◆ WHAT IS EXPECTED
Extract from the listing each line in which the word "développement" appears.
-- BEGIN DATA ENTRIES --
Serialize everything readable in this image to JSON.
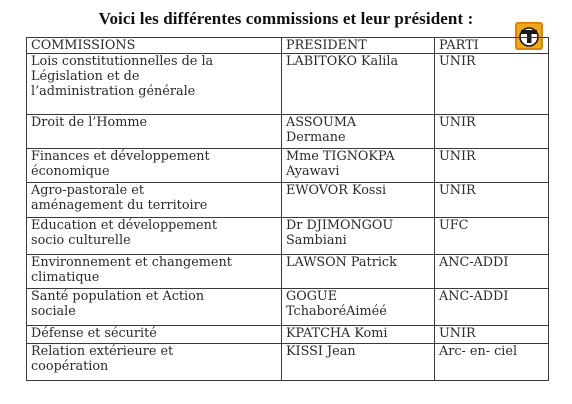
{
  "title": "Voici les différentes commissions et leur président :",
  "logo": {
    "icon": "t-logo-icon",
    "letter": "T",
    "color": "#f2a71b"
  },
  "table": {
    "headers": [
      "COMMISSIONS",
      "PRESIDENT",
      "PARTI"
    ],
    "rows": [
      {
        "commission": "Lois constitutionnelles de la\nLégislation et de\nl’administration générale",
        "president": "LABITOKO Kalila",
        "parti": "UNIR"
      },
      {
        "commission": "Droit de l’Homme",
        "president": "ASSOUMA\nDermane",
        "parti": "UNIR"
      },
      {
        "commission": "Finances et développement\néconomique",
        "president": "Mme TIGNOKPA\nAyawavi",
        "parti": "UNIR"
      },
      {
        "commission": "Agro-pastorale et\naménagement du territoire",
        "president": "EWOVOR Kossi",
        "parti": "UNIR"
      },
      {
        "commission": "Education et développement\nsocio culturelle",
        "president": "Dr DJIMONGOU\nSambiani",
        "parti": "UFC"
      },
      {
        "commission": "Environnement et changement\nclimatique",
        "president": "LAWSON Patrick",
        "parti": "ANC-ADDI"
      },
      {
        "commission": "Santé population et Action\nsociale",
        "president": "GOGUE\nTchaboréAiméé",
        "parti": "ANC-ADDI"
      },
      {
        "commission": "Défense et sécurité",
        "president": "KPATCHA Komi",
        "parti": "UNIR"
      },
      {
        "commission": "Relation extérieure et\ncoopération",
        "president": "KISSI Jean",
        "parti": "Arc- en- ciel"
      }
    ]
  }
}
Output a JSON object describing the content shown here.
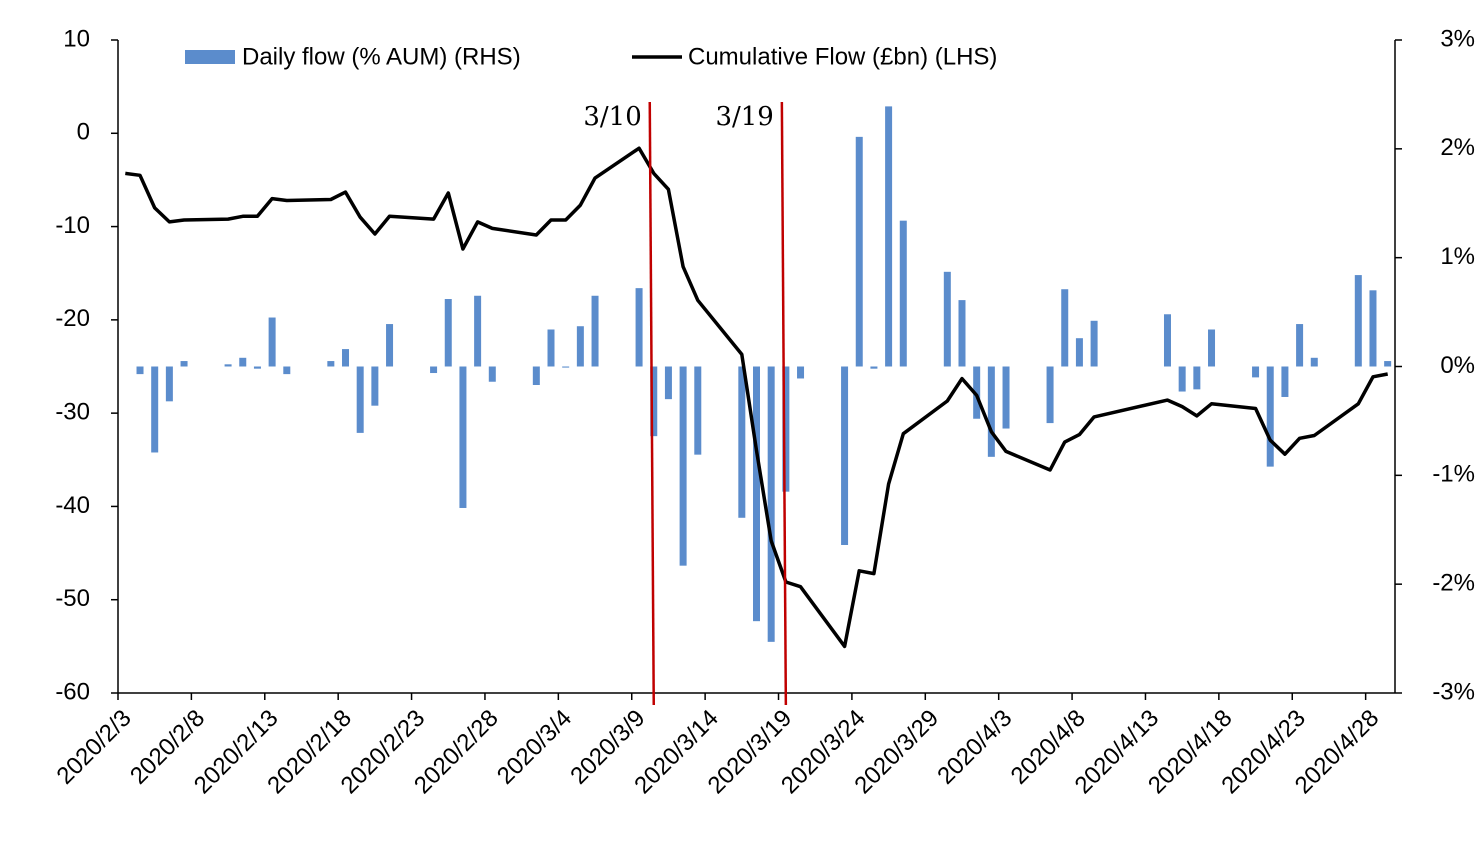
-- END DATA ENTRIES --
◆ TASK ANSWER
        "commission": "Finances et développement\néconomique",
        "commission": "Education et développement\nsocio culturelle",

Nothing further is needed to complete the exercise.